### Problem to work on
Reproduce all of the material word for word.

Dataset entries
◇ ◇ ◇ ◇ ◇

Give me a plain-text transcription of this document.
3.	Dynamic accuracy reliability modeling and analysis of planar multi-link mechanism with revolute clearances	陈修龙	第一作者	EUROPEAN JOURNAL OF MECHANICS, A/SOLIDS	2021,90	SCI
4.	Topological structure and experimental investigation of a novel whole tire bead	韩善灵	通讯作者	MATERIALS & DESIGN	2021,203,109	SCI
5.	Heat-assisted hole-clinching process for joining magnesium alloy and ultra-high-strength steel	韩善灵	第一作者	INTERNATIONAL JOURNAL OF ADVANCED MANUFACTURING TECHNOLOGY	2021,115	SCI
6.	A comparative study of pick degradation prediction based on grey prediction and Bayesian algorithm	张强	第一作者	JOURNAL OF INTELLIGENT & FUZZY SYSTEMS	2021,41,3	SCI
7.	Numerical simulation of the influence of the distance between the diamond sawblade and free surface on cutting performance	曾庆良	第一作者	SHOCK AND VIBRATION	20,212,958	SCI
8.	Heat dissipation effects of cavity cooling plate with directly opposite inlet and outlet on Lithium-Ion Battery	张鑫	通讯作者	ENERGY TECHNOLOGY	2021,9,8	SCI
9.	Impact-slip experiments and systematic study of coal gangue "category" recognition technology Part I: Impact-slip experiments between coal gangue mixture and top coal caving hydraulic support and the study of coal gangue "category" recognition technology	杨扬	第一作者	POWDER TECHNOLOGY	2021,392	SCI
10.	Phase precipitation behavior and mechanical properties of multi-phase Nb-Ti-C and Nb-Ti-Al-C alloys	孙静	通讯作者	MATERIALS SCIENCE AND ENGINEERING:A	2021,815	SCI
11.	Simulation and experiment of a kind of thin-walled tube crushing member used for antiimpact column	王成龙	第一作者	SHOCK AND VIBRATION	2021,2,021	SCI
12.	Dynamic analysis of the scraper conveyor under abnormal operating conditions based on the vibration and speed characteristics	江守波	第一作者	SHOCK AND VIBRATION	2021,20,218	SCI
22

◇ ◇ ◇ ◇ ◇

### The result
Give me a plain-text transcription of this document.
3.	Dynamic accuracy reliability modeling and analysis of planar multi-link mechanism with revolute clearances	陈修龙	第一作者	EUROPEAN JOURNAL OF MECHANICS, A/SOLIDS	2021,90	SCI
4.	Topological structure and experimental investigation of a novel whole tire bead	韩善灵	通讯作者	MATERIALS & DESIGN	2021,203,109	SCI
5.	Heat-assisted hole-clinching process for joining magnesium alloy and ultra-high-strength steel	韩善灵	第一作者	INTERNATIONAL JOURNAL OF ADVANCED MANUFACTURING TECHNOLOGY	2021,115	SCI
6.	A comparative study of pick degradation prediction based on grey prediction and Bayesian algorithm	张强	第一作者	JOURNAL OF INTELLIGENT & FUZZY SYSTEMS	2021,41,3	SCI
7.	Numerical simulation of the influence of the distance between the diamond sawblade and free surface on cutting performance	曾庆良	第一作者	SHOCK AND VIBRATION	20,212,958	SCI
8.	Heat dissipation effects of cavity cooling plate with directly opposite inlet and outlet on Lithium-Ion Battery	张鑫	通讯作者	ENERGY TECHNOLOGY	2021,9,8	SCI
9.	Impact-slip experiments and systematic study of coal gangue "category" recognition technology Part I: Impact-slip experiments between coal gangue mixture and top coal caving hydraulic support and the study of coal gangue "category" recognition technology	杨扬	第一作者	POWDER TECHNOLOGY	2021,392	SCI
10.	Phase precipitation behavior and mechanical properties of multi-phase Nb-Ti-C and Nb-Ti-Al-C alloys	孙静	通讯作者	MATERIALS SCIENCE AND ENGINEERING:A	2021,815	SCI
11.	Simulation and experiment of a kind of thin-walled tube crushing member used for antiimpact column	王成龙	第一作者	SHOCK AND VIBRATION	2021,2,021	SCI
12.	Dynamic analysis of the scraper conveyor under abnormal operating conditions based on the vibration and speed characteristics	江守波	第一作者	SHOCK AND VIBRATION	2021,20,218	SCI
22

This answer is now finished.